Exercise goal
Gather the lines from the material that contain "this".

Rows
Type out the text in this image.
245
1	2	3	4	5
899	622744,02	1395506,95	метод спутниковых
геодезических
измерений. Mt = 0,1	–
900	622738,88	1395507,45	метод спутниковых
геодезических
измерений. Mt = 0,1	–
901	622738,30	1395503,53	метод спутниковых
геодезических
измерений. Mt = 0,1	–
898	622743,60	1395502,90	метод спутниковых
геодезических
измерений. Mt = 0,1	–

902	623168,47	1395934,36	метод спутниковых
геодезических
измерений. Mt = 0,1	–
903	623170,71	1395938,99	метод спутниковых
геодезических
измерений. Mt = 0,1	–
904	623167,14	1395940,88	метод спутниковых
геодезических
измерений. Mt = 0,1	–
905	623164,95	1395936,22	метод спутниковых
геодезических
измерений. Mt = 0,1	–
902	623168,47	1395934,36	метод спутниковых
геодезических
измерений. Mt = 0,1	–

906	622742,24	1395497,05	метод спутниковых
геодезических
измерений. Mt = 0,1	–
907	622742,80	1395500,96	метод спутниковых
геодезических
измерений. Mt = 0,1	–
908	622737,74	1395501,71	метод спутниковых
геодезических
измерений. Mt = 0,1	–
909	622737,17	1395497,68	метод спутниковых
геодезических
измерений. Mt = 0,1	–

* * *

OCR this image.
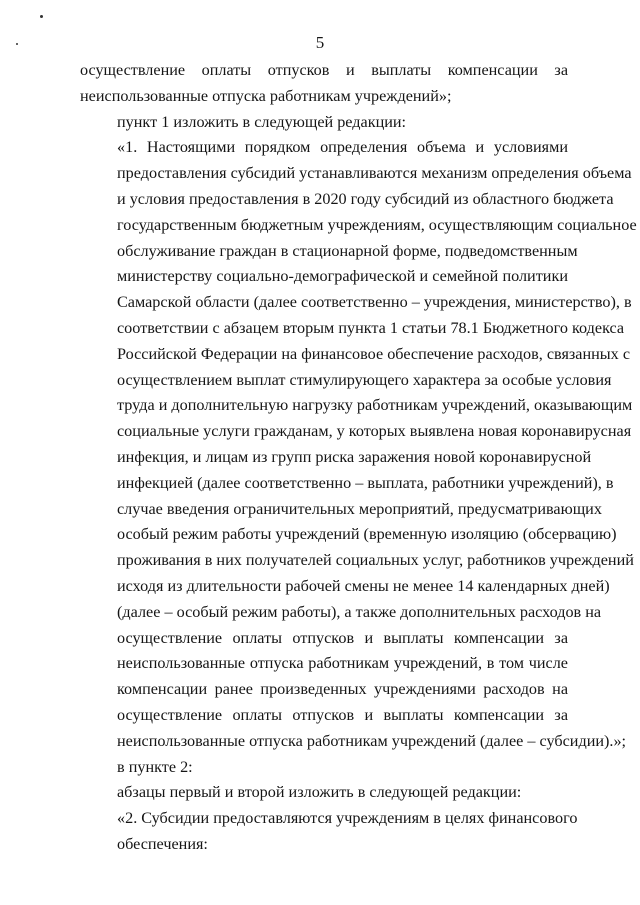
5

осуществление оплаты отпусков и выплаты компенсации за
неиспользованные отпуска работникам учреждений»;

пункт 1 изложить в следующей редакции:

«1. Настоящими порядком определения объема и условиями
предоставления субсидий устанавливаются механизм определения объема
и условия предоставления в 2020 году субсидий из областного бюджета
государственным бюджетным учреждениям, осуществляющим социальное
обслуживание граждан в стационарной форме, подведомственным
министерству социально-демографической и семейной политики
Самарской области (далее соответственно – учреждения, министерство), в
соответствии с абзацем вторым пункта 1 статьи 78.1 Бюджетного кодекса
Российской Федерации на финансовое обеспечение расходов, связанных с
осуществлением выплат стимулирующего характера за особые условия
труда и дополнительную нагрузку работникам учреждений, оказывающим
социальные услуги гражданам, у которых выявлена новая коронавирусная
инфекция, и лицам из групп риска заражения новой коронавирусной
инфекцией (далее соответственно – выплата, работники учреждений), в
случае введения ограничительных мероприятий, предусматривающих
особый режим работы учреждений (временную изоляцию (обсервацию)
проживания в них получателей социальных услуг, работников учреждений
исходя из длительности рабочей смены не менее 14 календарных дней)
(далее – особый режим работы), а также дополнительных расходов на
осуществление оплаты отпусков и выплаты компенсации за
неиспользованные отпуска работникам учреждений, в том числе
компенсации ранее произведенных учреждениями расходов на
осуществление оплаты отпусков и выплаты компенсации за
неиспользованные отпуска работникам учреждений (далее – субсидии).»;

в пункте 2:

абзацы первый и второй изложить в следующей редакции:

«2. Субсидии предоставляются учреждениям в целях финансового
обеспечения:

The completed task
Type out the text in this image.
OCR this image.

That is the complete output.